# Instruction A
Rewrite the entries, from their first line through the line containing "figure-caption: (b) (267, 290, 283, 304)", as a Markdown table with the columns Row and Entry line, omitting any blank lines.
# Instruction B
Continue the text on Christian courtship and marriage from where it stops.

There is a potentially dangerous argument making the waves into which some Christians have been bought. It goes like this in reference to pre-marital relationships: “If you don’t test a ride, how do you know the smoothness of it?” We advise our readers to beware of such philosophies because applying human philosophies to spiritual truths is very dangerous. Even such a philosophy flies in the face of logic when it comes to trade-ins and repossessions of cars. How fairly can you apply these concepts to marriage? Humans are quite different from cars and marriage is a divine institution. There is nothing like experimental marriage or marriage on test. Marriage is a commitment, more so unconditional. What God says about us is truly what we are. It has got nothing to do with the smoothness of a ride. No one must reduce him- or herself to the level of a machine. As Christians, our primary obligation is to glorify God in our lives. Everything else is a secondary matter and must be treated as such.



  LIE #9:  DECEPTION AT THE ALTAR  

Under this topic, we examine the issue of hypocrisy by Christians at the altar. It flows from sexual involvement when courting. What does it really mean to have a holy matrimony? What symbolism does the unveiling of the bride in holy matrimony convey? This topic tries to address these issues putting them in their correct, biblical, and logical perspectives. This truth will save many lovebirds from the guilty conscience that may haunt them after marriage. We admonish our readers, as best option, to keep their sexual purity all the way to the altar and remain ever faithful to their spouses thereafter.



  LIE #10:  SIGHT OR FAITH? NO EASY GAME  

The Scripture admonishes believers to live by faith not by sight. However, are we able to always resist the conviction of sight as against the abstract foundation of faith? In this piece, we examine how sometimes sight prevents us from walking by faith. We discuss our road to marriage as a typical case study of such a challenge.

# Material for this exercise
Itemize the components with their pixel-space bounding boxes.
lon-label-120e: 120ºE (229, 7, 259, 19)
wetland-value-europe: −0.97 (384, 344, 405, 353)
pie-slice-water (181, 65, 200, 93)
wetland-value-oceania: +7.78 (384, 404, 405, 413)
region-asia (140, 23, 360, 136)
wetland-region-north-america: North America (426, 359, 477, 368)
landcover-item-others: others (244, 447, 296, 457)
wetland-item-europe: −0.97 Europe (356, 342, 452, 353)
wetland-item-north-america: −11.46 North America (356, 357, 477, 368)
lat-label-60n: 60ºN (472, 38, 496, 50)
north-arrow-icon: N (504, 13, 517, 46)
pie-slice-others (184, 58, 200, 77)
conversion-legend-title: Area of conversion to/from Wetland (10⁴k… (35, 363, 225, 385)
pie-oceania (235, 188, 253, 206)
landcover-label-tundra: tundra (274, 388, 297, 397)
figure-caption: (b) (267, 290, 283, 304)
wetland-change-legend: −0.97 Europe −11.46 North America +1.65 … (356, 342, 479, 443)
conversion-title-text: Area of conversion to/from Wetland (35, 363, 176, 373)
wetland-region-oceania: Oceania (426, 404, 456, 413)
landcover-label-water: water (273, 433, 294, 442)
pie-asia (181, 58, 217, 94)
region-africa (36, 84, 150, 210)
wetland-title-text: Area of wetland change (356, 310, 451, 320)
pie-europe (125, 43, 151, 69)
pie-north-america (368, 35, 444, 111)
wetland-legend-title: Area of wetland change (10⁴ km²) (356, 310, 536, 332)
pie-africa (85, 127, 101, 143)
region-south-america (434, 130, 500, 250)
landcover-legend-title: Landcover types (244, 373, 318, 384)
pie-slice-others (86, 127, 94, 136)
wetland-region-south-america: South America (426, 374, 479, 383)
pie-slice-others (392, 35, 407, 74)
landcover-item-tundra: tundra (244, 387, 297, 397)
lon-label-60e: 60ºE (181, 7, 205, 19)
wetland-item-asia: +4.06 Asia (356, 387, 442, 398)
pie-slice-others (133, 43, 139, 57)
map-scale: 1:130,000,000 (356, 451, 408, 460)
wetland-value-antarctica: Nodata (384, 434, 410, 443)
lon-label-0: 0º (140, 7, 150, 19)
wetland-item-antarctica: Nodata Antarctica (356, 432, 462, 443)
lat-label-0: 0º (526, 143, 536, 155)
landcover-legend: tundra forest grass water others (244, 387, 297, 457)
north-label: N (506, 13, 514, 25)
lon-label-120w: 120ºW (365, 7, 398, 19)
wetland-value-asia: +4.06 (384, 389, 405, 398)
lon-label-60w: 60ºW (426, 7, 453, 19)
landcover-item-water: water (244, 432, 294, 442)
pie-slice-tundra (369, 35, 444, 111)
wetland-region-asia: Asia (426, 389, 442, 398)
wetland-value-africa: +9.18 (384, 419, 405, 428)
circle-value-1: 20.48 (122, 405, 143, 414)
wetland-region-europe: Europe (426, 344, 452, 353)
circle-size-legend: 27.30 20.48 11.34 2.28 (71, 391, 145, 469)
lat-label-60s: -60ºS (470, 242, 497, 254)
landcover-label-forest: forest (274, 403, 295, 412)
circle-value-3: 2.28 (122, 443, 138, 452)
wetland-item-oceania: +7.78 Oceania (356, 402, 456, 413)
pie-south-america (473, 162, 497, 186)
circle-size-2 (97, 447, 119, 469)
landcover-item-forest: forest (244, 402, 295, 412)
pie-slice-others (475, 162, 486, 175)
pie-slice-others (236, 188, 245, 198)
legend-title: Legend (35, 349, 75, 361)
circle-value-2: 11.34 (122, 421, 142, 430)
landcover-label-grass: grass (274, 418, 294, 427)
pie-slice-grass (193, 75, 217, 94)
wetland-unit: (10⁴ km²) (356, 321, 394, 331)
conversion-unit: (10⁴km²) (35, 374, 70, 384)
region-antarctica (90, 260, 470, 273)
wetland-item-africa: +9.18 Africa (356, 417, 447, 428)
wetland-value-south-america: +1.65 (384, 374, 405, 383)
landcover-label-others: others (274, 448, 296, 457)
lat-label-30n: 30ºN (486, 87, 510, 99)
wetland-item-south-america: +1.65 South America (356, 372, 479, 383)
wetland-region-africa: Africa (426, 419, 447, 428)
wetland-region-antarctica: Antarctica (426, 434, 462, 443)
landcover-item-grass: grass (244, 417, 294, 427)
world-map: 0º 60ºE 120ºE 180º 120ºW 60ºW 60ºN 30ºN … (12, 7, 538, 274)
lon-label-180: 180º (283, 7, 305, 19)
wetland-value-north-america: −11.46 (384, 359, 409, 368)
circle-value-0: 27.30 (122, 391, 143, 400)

# Expected answer A
| Row | Entry line |
|---|---|
| 1 | Itemize the components with their pixel-space bounding boxes. |
| 2 | lon-label-120e: 120ºE (229, 7, 259, 19) |
| 3 | wetland-value-europe: −0.97 (384, 344, 405, 353) |
| 4 | pie-slice-water (181, 65, 200, 93) |
| 5 | wetland-value-oceania: +7.78 (384, 404, 405, 413) |
| 6 | region-asia (140, 23, 360, 136) |
| 7 | wetland-region-north-america: North America (426, 359, 477, 368) |
| 8 | landcover-item-others: others (244, 447, 296, 457) |
| 9 | wetland-item-europe: −0.97 Europe (356, 342, 452, 353) |
| 10 | wetland-item-north-america: −11.46 North America (356, 357, 477, 368) |
| 11 | lat-label-60n: 60ºN (472, 38, 496, 50) |
| 12 | north-arrow-icon: N (504, 13, 517, 46) |
| 13 | pie-slice-others (184, 58, 200, 77) |
| 14 | conversion-legend-title: Area of conversion to/from Wetland (10⁴k… (35, 363, 225, 385) |
| 15 | pie-oceania (235, 188, 253, 206) |
| 16 | landcover-label-tundra: tundra (274, 388, 297, 397) |
| 17 | figure-caption: (b) (267, 290, 283, 304) |

# Expected answer B
  LIE #11: CHANGE YOUR TACTICS  

Under this topic, we explore the benefits of consistency in our worship. We warn against wanton application of the concept of variety in our walk with God. We advocate consistency which is a vital raw material for faithfulness. Faithfulness in worship does not allow for arbitrary changes. If God’s love endures forever, then, He has been very consistent with us. How can we do otherwise? The element of consistency in faithfulness allows God to smoothly roll out His plans for us without having to reschedule or delay them. It is for our own benefit. We remind our readers of the fact that faithfulness to God is the building block of faithfulness to our spouses. We cite our own experiences to buttress this point. We caution couples and would-be couples of the concept of variety in marriage. After one’s choice of a spouse, all alternatives must consciously be put beyond the pale.



  LIE #12:  THE CHALLENGE OF ALTERNATIVES  

This piece is closely related to the above topic. We encourage our readers not to treat love relationships like a visit to the restaurant—You order your meal alright, but when you see another man’s plate, you wish you had ordered that meal instead—We warn couples or would-be couples of the danger of entertaining alternatives to their spouses. We try to encourage couples to develop a strong sense of discipline and commitment to each other. Once the marriage choice is made, couples should consciously switch all possible alternatives into inactive mode. This is the gist of the topic.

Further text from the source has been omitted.